From the entries below, extract every line that includes the word "الأرض".

(Stored dataset items)
┄┄┄┄┄┄┄┄┄┄

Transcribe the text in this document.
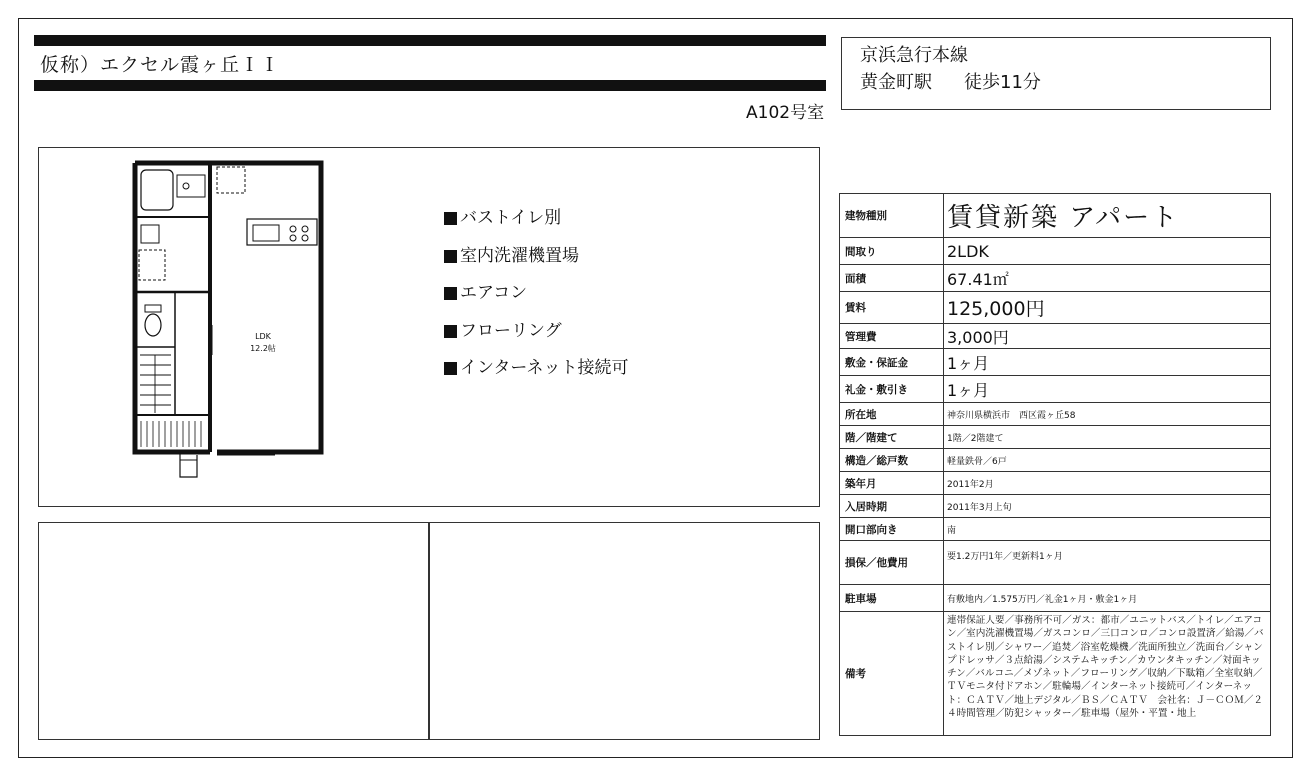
仮称）エクセル霞ヶ丘ＩＩ
A102号室
京浜急行本線
黄金町駅 徒歩11分
LDK
12.2帖
バストイレ別
室内洗濯機置場
エアコン
フローリング
インターネット接続可
建物種別	賃貸新築 アパート
間取り	2LDK
面積	67.41㎡
賃料	125,000円
管理費	3,000円
敷金・保証金	1ヶ月
礼金・敷引き	1ヶ月
所在地	神奈川県横浜市　西区霞ヶ丘58
階／階建て	1階／2階建て
構造／総戸数	軽量鉄骨／6戸
築年月	2011年2月
入居時期	2011年3月上旬
開口部向き	南
損保／他費用	要1.2万円1年／更新料1ヶ月
駐車場	有敷地内／1.575万円／礼金1ヶ月・敷金1ヶ月
備考	連帯保証人要／事務所不可／ガス：都市／ユニットバス／トイレ／エアコン／室内洗濯機置場／ガスコンロ／三口コンロ／コンロ設置済／給湯／バストイレ別／シャワー／追焚／浴室乾燥機／洗面所独立／洗面台／シャンプドレッサ／３点給湯／システムキッチン／カウンタキッチン／対面キッチン／バルコニ／メゾネット／フローリング／収納／下駄箱／全室収納／ＴＶモニタ付ドアホン／駐輪場／インターネット接続可／インターネット：ＣＡＴＶ／地上デジタル／ＢＳ／ＣＡＴＶ　会社名：Ｊ－ＣＯＭ／２４時間管理／防犯シャッター／駐車場（屋外・平置・地上
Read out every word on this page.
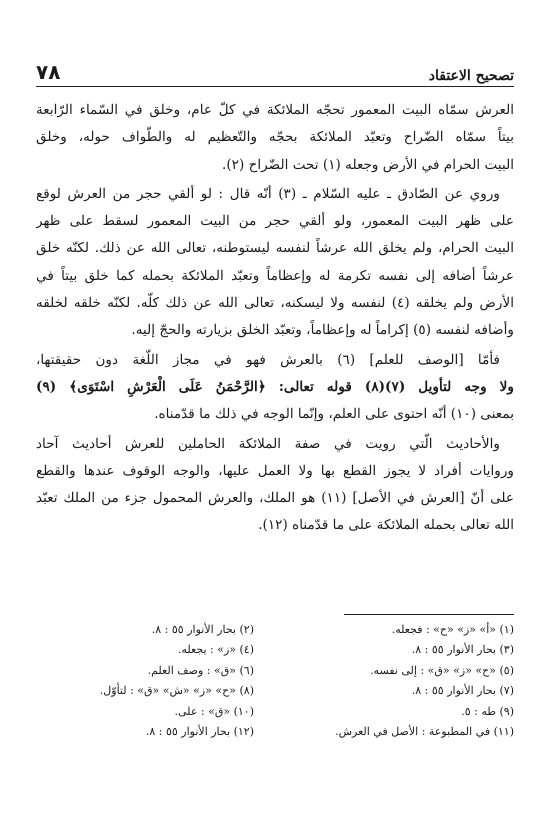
تصحيح الاعتقاد
٧٨

العرش سمّاه البيت المعمور تحجّه الملائكة في كلّ عام، وخلق في السّماء الرّابعة
بيتاً سمّاه الضّراح وتعبّد الملائكة بحجّه والتّعظيم له والطّواف حوله، وخلق
البيت الحرام في الأرض وجعله (١) تحت الضّراح (٢).

وروي عن الصّادق ـ عليه السّلام ـ (٣) أنّه قال : لو ألقي حجر من العرش لوقع
على ظهر البيت المعمور، ولو ألقي حجر من البيت المعمور لسقط على ظهر
البيت الحرام، ولم يخلق الله عرشاً لنفسه ليستوطنه، تعالى الله عن ذلك. لكنّه خلق
عرشاً أضافه إلى نفسه تكرمة له وإعظاماً وتعبّد الملائكة بحمله كما خلق بيتاً في
الأرض ولم يخلقه (٤) لنفسه ولا ليسكنه، تعالى الله عن ذلك كلّه. لكنّه خلقه لخلقه
وأضافه لنفسه (٥) إكراماً له وإعظاماً، وتعبّد الخلق بزيارته والحجّ إليه.

فأمّا [الوصف للعلم] (٦) بالعرش فهو في مجاز اللّغة دون حقيقتها،
ولا وجه لتأويل (٧)(٨) قوله تعالى: ﴿الرَّحْمَنُ عَلَى الْعَرْشِ اسْتَوَى﴾ (٩)
بمعنى (١٠) أنّه احتوى على العلم، وإنّما الوجه في ذلك ما قدّمناه.

والأحاديث الّتي رويت في صفة الملائكة الحاملين للعرش أحاديث آحاد
وروايات أفراد لا يجوز القطع بها ولا العمل عليها، والوجه الوقوف عندها والقطع
على أنّ [العرش في الأصل] (١١) هو الملك، والعرش المحمول جزء من الملك تعبّد
الله تعالى بحمله الملائكة على ما قدّمناه (١٢).

(١) «أ» «ز» «ح» : فجعله.
(٢) بحار الأنوار ٥٥ : ٨.
(٣) بحار الأنوار ٥٥ : ٨.
(٤) «ز» : يجعله.
(٥) «ح» «ز» «ق» : إلى نفسه.
(٦) «ق» : وصف العلم.
(٧) بحار الأنوار ٥٥ : ٨.
(٨) «ح» «ز» «ش» «ق» : لتأوّل.
(٩) طه : ٥.
(١٠) «ق» : على.
(١١) في المطبوعة : الأصل في العرش.
(١٢) بحار الأنوار ٥٥ : ٨.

┄┄┄┄┄┄┄┄┄┄

#### WRITTEN SOLUTION:
البيت الحرام في الأرض وجعله (١) تحت الضّراح (٢).
الأرض ولم يخلقه (٤) لنفسه ولا ليسكنه، تعالى الله عن ذلك كلّه. لكنّه خلقه لخلقه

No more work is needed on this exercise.